For each line of the data below that contains "Cutting", return that line.

■ ■ ■ ■

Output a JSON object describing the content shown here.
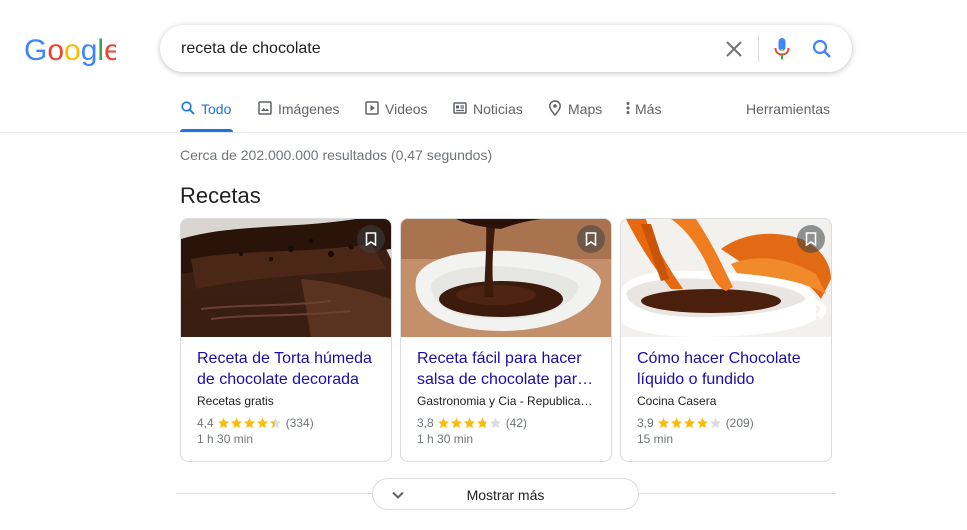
{
  "logo": {
    "letters": [
      "G",
      "o",
      "o",
      "g",
      "l",
      "e"
    ]
  },
  "search": {
    "query": "receta de chocolate"
  },
  "tabs": [
    {
      "label": "Todo",
      "icon": "search-icon"
    },
    {
      "label": "Imágenes",
      "icon": "image-icon"
    },
    {
      "label": "Videos",
      "icon": "play-icon"
    },
    {
      "label": "Noticias",
      "icon": "news-icon"
    },
    {
      "label": "Maps",
      "icon": "map-pin-icon"
    },
    {
      "label": "Más",
      "icon": "more-vert-icon"
    }
  ],
  "tools_label": "Herramientas",
  "stats": "Cerca de 202.000.000 resultados (0,47 segundos)",
  "section_title": "Recetas",
  "recipes": [
    {
      "title": "Receta de Torta húmeda de chocolate decorada",
      "source": "Recetas gratis",
      "rating": "4,4",
      "rating_value": 4.4,
      "reviews": "(334)",
      "time": "1 h 30 min"
    },
    {
      "title": "Receta fácil para hacer salsa de chocolate par…",
      "source": "Gastronomia y Cia - Republica…",
      "rating": "3,8",
      "rating_value": 3.8,
      "reviews": "(42)",
      "time": "1 h 30 min"
    },
    {
      "title": "Cómo hacer Chocolate líquido o fundido",
      "source": "Cocina Casera",
      "rating": "3,9",
      "rating_value": 3.9,
      "reviews": "(209)",
      "time": "15 min"
    }
  ],
  "show_more": "Mostrar más",
  "colors": {
    "link": "#1a0dab",
    "accent": "#1a73e8",
    "star": "#fbbc04"
  }
}
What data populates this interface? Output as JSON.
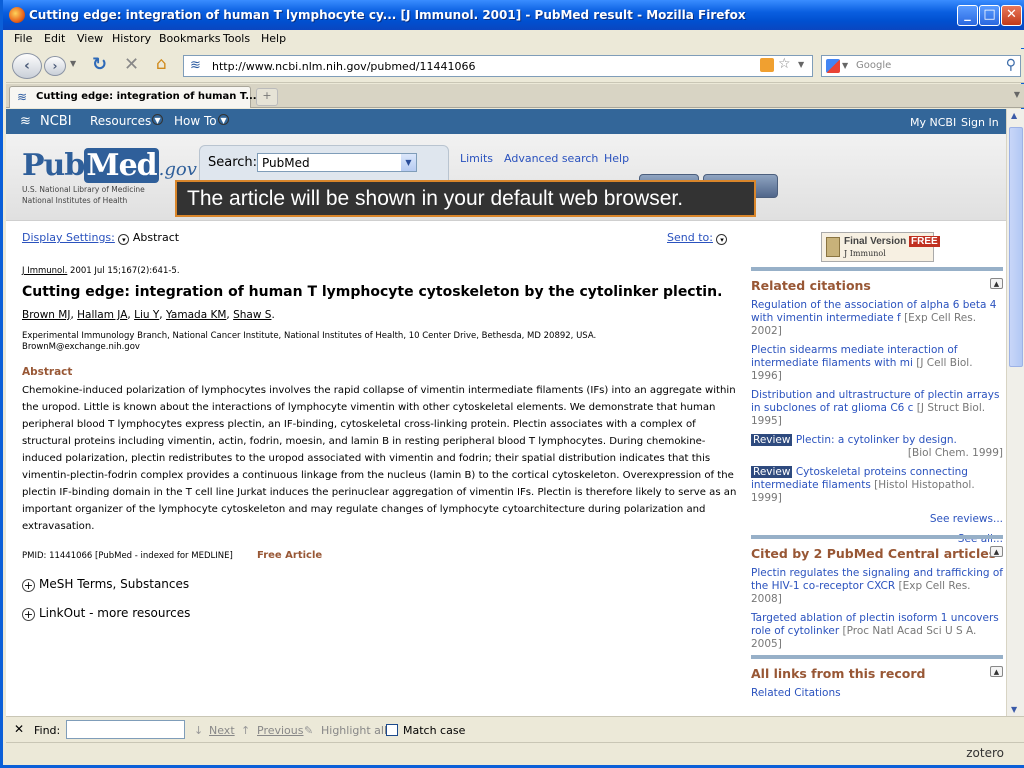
{
  "window": {
    "title": "Cutting edge: integration of human T lymphocyte cy... [J Immunol. 2001] - PubMed result - Mozilla Firefox",
    "controls": {
      "minimize": "_",
      "maximize": "□",
      "close": "✕"
    }
  },
  "menu": [
    "File",
    "Edit",
    "View",
    "History",
    "Bookmarks",
    "Tools",
    "Help"
  ],
  "nav": {
    "url": "http://www.ncbi.nlm.nih.gov/pubmed/11441066",
    "search_placeholder": "Google"
  },
  "tabs": [
    {
      "label": "Cutting edge: integration of human T..."
    }
  ],
  "ncbi": {
    "logo": "NCBI",
    "resources": "Resources",
    "howto": "How To",
    "mynbci": "My NCBI",
    "signin": "Sign In"
  },
  "pubmed": {
    "logo_pub": "Pub",
    "logo_med": "Med",
    "logo_gov": ".gov",
    "sub1": "U.S. National Library of Medicine",
    "sub2": "National Institutes of Health",
    "search_label": "Search:",
    "db_selected": "PubMed",
    "links": {
      "limits": "Limits",
      "advanced": "Advanced search",
      "help": "Help"
    }
  },
  "tooltip": "The article will be shown in your default web browser.",
  "article": {
    "display_settings": "Display Settings:",
    "format": "Abstract",
    "send_to": "Send to:",
    "journal": "J Immunol.",
    "citation": " 2001 Jul 15;167(2):641-5.",
    "title": "Cutting edge: integration of human T lymphocyte cytoskeleton by the cytolinker plectin.",
    "authors": [
      "Brown MJ",
      "Hallam JA",
      "Liu Y",
      "Yamada KM",
      "Shaw S"
    ],
    "affiliation": "Experimental Immunology Branch, National Cancer Institute, National Institutes of Health, 10 Center Drive, Bethesda, MD 20892, USA.",
    "email": "BrownM@exchange.nih.gov",
    "abstract_heading": "Abstract",
    "abstract": "Chemokine-induced polarization of lymphocytes involves the rapid collapse of vimentin intermediate filaments (IFs) into an aggregate within the uropod. Little is known about the interactions of lymphocyte vimentin with other cytoskeletal elements. We demonstrate that human peripheral blood T lymphocytes express plectin, an IF-binding, cytoskeletal cross-linking protein. Plectin associates with a complex of structural proteins including vimentin, actin, fodrin, moesin, and lamin B in resting peripheral blood T lymphocytes. During chemokine-induced polarization, plectin redistributes to the uropod associated with vimentin and fodrin; their spatial distribution indicates that this vimentin-plectin-fodrin complex provides a continuous linkage from the nucleus (lamin B) to the cortical cytoskeleton. Overexpression of the plectin IF-binding domain in the T cell line Jurkat induces the perinuclear aggregation of vimentin IFs. Plectin is therefore likely to serve as an important organizer of the lymphocyte cytoskeleton and may regulate changes of lymphocyte cytoarchitecture during polarization and extravasation.",
    "pmid": "PMID: 11441066 [PubMed - indexed for MEDLINE]",
    "free_article": "Free Article",
    "mesh": "MeSH Terms, Substances",
    "linkout": "LinkOut - more resources"
  },
  "sidebar": {
    "final_version": "Final Version",
    "free": "FREE",
    "journal_badge": "J Immunol",
    "related": {
      "heading": "Related citations",
      "items": [
        {
          "title": "Regulation of the association of alpha 6 beta 4 with vimentin intermediate f",
          "source": "[Exp Cell Res. 2002]"
        },
        {
          "title": "Plectin sidearms mediate interaction of intermediate filaments with mi",
          "source": "[J Cell Biol. 1996]"
        },
        {
          "title": "Distribution and ultrastructure of plectin arrays in subclones of rat glioma C6 c",
          "source": "[J Struct Biol. 1995]"
        },
        {
          "badge": "Review",
          "title": "Plectin: a cytolinker by design.",
          "source": "[Biol Chem. 1999]"
        },
        {
          "badge": "Review",
          "title": "Cytoskeletal proteins connecting intermediate filaments",
          "source": "[Histol Histopathol. 1999]"
        }
      ],
      "see_reviews": "See reviews...",
      "see_all": "See all..."
    },
    "cited": {
      "heading": "Cited by 2 PubMed Central articles",
      "items": [
        {
          "title": "Plectin regulates the signaling and trafficking of the HIV-1 co-receptor CXCR",
          "source": "[Exp Cell Res. 2008]"
        },
        {
          "title": "Targeted ablation of plectin isoform 1 uncovers role of cytolinker",
          "source": "[Proc Natl Acad Sci U S A. 2005]"
        }
      ]
    },
    "links": {
      "heading": "All links from this record",
      "first": "Related Citations"
    }
  },
  "findbar": {
    "close": "✕",
    "label": "Find:",
    "next": "Next",
    "previous": "Previous",
    "highlight": "Highlight all",
    "matchcase": "Match case"
  },
  "status": {
    "zotero": "zotero"
  }
}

■ ■ ■ ■

RESULT OF THIS EXERCISE:
    "title": "Cutting edge: integration of human T lymphocyte cy... [J Immunol. 2001] - PubMed result - Mozilla Firefox",
      "label": "Cutting edge: integration of human T..."
    "title": "Cutting edge: integration of human T lymphocyte cytoskeleton by the cytolinker plectin.",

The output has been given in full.